- _STATED PROBLEM_:
Set down every entry again word for word, please, but skip the pictures.
⟨
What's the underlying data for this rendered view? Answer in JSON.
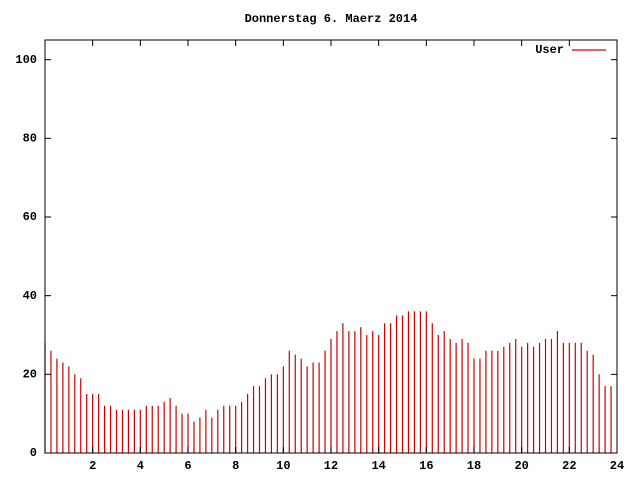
{
  "chart_data": {
    "type": "impulses",
    "title": "Donnerstag 6. Maerz 2014",
    "x": [
      0,
      0.25,
      0.5,
      0.75,
      1,
      1.25,
      1.5,
      1.75,
      2,
      2.25,
      2.5,
      2.75,
      3,
      3.25,
      3.5,
      3.75,
      4,
      4.25,
      4.5,
      4.75,
      5,
      5.25,
      5.5,
      5.75,
      6,
      6.25,
      6.5,
      6.75,
      7,
      7.25,
      7.5,
      7.75,
      8,
      8.25,
      8.5,
      8.75,
      9,
      9.25,
      9.5,
      9.75,
      10,
      10.25,
      10.5,
      10.75,
      11,
      11.25,
      11.5,
      11.75,
      12,
      12.25,
      12.5,
      12.75,
      13,
      13.25,
      13.5,
      13.75,
      14,
      14.25,
      14.5,
      14.75,
      15,
      15.25,
      15.5,
      15.75,
      16,
      16.25,
      16.5,
      16.75,
      17,
      17.25,
      17.5,
      17.75,
      18,
      18.25,
      18.5,
      18.75,
      19,
      19.25,
      19.5,
      19.75,
      20,
      20.25,
      20.5,
      20.75,
      21,
      21.25,
      21.5,
      21.75,
      22,
      22.25,
      22.5,
      22.75,
      23,
      23.25,
      23.5,
      23.75
    ],
    "series": [
      {
        "name": "User",
        "color": "#cc0000",
        "values": [
          28,
          26,
          24,
          23,
          22,
          20,
          19,
          15,
          15,
          15,
          12,
          12,
          11,
          11,
          11,
          11,
          11,
          12,
          12,
          12,
          13,
          14,
          12,
          10,
          10,
          8,
          9,
          11,
          9,
          11,
          12,
          12,
          12,
          13,
          15,
          17,
          17,
          19,
          20,
          20,
          22,
          26,
          25,
          24,
          22,
          23,
          23,
          26,
          29,
          31,
          33,
          31,
          31,
          32,
          30,
          31,
          30,
          33,
          33,
          35,
          35,
          36,
          36,
          36,
          36,
          33,
          30,
          31,
          29,
          28,
          29,
          28,
          24,
          24,
          26,
          26,
          26,
          27,
          28,
          29,
          27,
          28,
          27,
          28,
          29,
          29,
          31,
          28,
          28,
          28,
          28,
          26,
          25,
          20,
          17,
          17
        ]
      }
    ],
    "xlim": [
      0,
      24
    ],
    "xticks": [
      2,
      4,
      6,
      8,
      10,
      12,
      14,
      16,
      18,
      20,
      22,
      24
    ],
    "ylim": [
      0,
      105
    ],
    "yticks": [
      0,
      20,
      40,
      60,
      80,
      100
    ],
    "legend": "upper right"
  }
}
⟩
- _ANSWER TO THIS EXERCISE_:
What's the underlying data for this rendered view? Answer in JSON.
{
  "chart_data": {
    "type": "impulses",
    "title": "Donnerstag 6. Maerz 2014",
    "x": [
      0,
      0.25,
      0.5,
      0.75,
      1,
      1.25,
      1.5,
      1.75,
      2,
      2.25,
      2.5,
      2.75,
      3,
      3.25,
      3.5,
      3.75,
      4,
      4.25,
      4.5,
      4.75,
      5,
      5.25,
      5.5,
      5.75,
      6,
      6.25,
      6.5,
      6.75,
      7,
      7.25,
      7.5,
      7.75,
      8,
      8.25,
      8.5,
      8.75,
      9,
      9.25,
      9.5,
      9.75,
      10,
      10.25,
      10.5,
      10.75,
      11,
      11.25,
      11.5,
      11.75,
      12,
      12.25,
      12.5,
      12.75,
      13,
      13.25,
      13.5,
      13.75,
      14,
      14.25,
      14.5,
      14.75,
      15,
      15.25,
      15.5,
      15.75,
      16,
      16.25,
      16.5,
      16.75,
      17,
      17.25,
      17.5,
      17.75,
      18,
      18.25,
      18.5,
      18.75,
      19,
      19.25,
      19.5,
      19.75,
      20,
      20.25,
      20.5,
      20.75,
      21,
      21.25,
      21.5,
      21.75,
      22,
      22.25,
      22.5,
      22.75,
      23,
      23.25,
      23.5,
      23.75
    ],
    "series": [
      {
        "name": "User",
        "color": "#cc0000",
        "values": [
          28,
          26,
          24,
          23,
          22,
          20,
          19,
          15,
          15,
          15,
          12,
          12,
          11,
          11,
          11,
          11,
          11,
          12,
          12,
          12,
          13,
          14,
          12,
          10,
          10,
          8,
          9,
          11,
          9,
          11,
          12,
          12,
          12,
          13,
          15,
          17,
          17,
          19,
          20,
          20,
          22,
          26,
          25,
          24,
          22,
          23,
          23,
          26,
          29,
          31,
          33,
          31,
          31,
          32,
          30,
          31,
          30,
          33,
          33,
          35,
          35,
          36,
          36,
          36,
          36,
          33,
          30,
          31,
          29,
          28,
          29,
          28,
          24,
          24,
          26,
          26,
          26,
          27,
          28,
          29,
          27,
          28,
          27,
          28,
          29,
          29,
          31,
          28,
          28,
          28,
          28,
          26,
          25,
          20,
          17,
          17
        ]
      }
    ],
    "xlim": [
      0,
      24
    ],
    "xticks": [
      2,
      4,
      6,
      8,
      10,
      12,
      14,
      16,
      18,
      20,
      22,
      24
    ],
    "ylim": [
      0,
      105
    ],
    "yticks": [
      0,
      20,
      40,
      60,
      80,
      100
    ],
    "legend": "upper right"
  }
}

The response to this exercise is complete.